§ EXERCISE DIRECTIONS
You are to retype all of the data exactly as it appears.

§ EXTRACTED INFORMATION
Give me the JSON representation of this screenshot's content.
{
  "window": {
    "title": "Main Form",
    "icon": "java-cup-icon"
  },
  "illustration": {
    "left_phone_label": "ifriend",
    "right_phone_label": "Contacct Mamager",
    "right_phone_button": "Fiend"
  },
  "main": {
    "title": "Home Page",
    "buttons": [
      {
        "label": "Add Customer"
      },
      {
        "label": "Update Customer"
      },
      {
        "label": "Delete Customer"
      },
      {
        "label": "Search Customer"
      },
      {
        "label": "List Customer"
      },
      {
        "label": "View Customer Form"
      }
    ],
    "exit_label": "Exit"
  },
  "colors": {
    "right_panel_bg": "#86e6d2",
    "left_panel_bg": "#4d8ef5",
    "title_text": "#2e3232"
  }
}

§ RESPONSE BELOW
Give me the JSON representation of this screenshot's content.
{
  "window": {
    "title": "Main Form",
    "icon": "java-cup-icon"
  },
  "illustration": {
    "left_phone_label": "ifriend",
    "right_phone_label": "Contacct Mamager",
    "right_phone_button": "Fiend"
  },
  "main": {
    "title": "Home Page",
    "buttons": [
      {
        "label": "Add Customer"
      },
      {
        "label": "Update Customer"
      },
      {
        "label": "Delete Customer"
      },
      {
        "label": "Search Customer"
      },
      {
        "label": "List Customer"
      },
      {
        "label": "View Customer Form"
      }
    ],
    "exit_label": "Exit"
  },
  "colors": {
    "right_panel_bg": "#86e6d2",
    "left_panel_bg": "#4d8ef5",
    "title_text": "#2e3232"
  }
}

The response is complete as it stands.